(Data entries)
☆ ☆ ☆ ☆

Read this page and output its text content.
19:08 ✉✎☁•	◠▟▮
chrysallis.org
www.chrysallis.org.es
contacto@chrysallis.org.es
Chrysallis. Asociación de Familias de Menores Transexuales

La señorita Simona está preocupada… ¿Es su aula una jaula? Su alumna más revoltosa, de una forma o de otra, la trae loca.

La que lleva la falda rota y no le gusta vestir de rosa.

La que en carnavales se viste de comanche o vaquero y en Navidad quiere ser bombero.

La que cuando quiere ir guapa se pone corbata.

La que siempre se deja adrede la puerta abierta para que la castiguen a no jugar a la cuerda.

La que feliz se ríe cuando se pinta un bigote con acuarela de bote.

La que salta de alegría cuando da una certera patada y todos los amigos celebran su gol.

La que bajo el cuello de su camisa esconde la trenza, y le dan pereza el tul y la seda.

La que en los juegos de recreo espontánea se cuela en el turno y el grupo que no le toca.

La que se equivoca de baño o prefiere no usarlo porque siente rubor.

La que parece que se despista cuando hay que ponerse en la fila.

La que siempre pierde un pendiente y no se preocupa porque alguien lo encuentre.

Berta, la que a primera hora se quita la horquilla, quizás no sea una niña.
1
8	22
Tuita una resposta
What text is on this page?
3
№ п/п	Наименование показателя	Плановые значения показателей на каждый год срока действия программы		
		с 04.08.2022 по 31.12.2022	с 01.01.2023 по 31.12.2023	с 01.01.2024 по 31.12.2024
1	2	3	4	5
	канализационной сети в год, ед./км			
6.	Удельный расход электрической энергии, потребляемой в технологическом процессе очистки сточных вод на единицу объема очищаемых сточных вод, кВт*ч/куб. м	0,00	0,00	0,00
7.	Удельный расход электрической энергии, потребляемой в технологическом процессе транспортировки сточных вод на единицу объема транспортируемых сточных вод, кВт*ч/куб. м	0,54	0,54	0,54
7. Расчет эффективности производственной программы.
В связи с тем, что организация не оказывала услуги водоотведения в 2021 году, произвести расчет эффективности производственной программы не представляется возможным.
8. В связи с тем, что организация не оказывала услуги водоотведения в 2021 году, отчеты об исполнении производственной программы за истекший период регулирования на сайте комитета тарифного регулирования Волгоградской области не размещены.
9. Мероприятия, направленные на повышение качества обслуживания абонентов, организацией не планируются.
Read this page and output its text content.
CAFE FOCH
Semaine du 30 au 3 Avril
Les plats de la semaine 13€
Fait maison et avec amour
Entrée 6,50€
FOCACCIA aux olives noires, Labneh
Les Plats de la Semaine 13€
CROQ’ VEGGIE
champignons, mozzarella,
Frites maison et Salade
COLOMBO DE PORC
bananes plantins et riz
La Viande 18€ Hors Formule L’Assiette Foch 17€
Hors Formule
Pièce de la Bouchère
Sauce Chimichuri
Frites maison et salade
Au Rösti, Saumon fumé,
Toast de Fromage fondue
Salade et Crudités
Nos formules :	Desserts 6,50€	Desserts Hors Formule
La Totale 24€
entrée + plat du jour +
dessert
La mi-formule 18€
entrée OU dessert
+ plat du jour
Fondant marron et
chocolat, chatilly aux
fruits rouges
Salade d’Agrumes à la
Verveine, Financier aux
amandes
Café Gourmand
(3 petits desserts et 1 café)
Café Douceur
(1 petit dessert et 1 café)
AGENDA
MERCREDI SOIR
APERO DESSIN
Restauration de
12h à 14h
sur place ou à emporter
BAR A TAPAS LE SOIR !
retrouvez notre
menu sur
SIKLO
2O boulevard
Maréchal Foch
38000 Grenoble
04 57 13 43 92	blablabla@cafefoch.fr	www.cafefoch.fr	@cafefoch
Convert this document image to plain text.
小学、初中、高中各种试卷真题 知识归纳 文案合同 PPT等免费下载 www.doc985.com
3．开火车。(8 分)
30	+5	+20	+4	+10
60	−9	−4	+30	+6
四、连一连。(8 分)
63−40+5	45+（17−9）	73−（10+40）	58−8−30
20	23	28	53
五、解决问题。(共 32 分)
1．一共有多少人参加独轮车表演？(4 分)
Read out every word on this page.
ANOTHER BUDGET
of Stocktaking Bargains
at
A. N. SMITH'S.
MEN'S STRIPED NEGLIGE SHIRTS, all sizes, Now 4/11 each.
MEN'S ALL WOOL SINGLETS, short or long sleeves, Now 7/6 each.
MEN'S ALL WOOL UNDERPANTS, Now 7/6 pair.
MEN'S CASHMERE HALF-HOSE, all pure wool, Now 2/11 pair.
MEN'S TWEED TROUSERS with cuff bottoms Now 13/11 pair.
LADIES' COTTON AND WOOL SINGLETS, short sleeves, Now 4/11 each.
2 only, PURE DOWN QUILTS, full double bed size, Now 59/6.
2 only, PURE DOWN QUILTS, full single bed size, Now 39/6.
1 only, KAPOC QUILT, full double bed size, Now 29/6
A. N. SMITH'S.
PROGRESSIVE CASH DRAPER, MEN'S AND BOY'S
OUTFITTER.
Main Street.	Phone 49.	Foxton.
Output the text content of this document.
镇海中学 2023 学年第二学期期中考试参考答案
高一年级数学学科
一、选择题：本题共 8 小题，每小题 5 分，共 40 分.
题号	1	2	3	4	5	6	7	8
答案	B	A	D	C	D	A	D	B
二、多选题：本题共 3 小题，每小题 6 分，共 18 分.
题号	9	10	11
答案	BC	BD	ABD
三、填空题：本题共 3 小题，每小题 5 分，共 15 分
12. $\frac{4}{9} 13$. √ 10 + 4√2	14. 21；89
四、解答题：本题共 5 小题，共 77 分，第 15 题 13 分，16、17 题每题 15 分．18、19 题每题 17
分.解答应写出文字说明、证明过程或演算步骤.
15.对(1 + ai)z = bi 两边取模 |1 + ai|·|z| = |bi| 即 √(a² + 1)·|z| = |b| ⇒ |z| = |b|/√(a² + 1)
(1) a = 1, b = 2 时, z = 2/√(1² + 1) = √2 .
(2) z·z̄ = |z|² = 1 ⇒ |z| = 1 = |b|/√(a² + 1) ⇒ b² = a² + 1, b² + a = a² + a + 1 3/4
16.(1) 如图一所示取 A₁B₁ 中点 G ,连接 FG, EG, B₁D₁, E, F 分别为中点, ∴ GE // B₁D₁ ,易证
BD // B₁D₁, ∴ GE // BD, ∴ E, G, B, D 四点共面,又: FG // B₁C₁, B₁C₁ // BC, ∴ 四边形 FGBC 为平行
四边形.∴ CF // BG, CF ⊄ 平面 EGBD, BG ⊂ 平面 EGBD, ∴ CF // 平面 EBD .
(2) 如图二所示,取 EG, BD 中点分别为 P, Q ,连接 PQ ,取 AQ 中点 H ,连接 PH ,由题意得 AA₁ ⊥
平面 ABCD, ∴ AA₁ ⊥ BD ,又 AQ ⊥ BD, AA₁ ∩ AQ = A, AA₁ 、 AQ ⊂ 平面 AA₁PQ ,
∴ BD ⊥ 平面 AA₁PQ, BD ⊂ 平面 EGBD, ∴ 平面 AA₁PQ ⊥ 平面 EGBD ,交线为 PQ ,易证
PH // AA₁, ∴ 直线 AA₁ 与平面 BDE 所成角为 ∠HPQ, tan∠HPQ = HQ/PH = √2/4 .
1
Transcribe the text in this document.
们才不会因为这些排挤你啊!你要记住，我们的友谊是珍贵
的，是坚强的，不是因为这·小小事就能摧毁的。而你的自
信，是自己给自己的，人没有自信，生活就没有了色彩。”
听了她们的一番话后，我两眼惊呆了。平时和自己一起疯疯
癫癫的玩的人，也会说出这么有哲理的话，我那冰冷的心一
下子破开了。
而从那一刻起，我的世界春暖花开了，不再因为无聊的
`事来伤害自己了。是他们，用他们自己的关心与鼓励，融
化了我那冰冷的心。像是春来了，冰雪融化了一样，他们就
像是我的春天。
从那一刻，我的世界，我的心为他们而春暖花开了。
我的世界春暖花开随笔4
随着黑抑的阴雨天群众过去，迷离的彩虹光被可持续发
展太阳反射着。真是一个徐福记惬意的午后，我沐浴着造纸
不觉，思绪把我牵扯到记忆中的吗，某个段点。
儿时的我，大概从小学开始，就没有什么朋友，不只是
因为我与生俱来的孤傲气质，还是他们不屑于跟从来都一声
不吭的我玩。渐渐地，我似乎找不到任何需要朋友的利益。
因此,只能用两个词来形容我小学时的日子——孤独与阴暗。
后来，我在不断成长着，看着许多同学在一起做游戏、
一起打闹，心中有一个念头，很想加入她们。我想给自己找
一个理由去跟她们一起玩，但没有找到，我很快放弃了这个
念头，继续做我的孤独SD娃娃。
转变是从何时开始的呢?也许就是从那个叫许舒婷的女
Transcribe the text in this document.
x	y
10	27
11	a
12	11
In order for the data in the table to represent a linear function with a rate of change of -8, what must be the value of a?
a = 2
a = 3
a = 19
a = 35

☆ ☆ ☆ ☆

### What to work on
Pick out every line above that holds the word "only" and copy it.

### Correct result
2 only, PURE DOWN QUILTS, full double bed size, Now 59/6.
2 only, PURE DOWN QUILTS, full single bed size, Now 39/6.
1 only, KAPOC QUILT, full double bed size, Now 29/6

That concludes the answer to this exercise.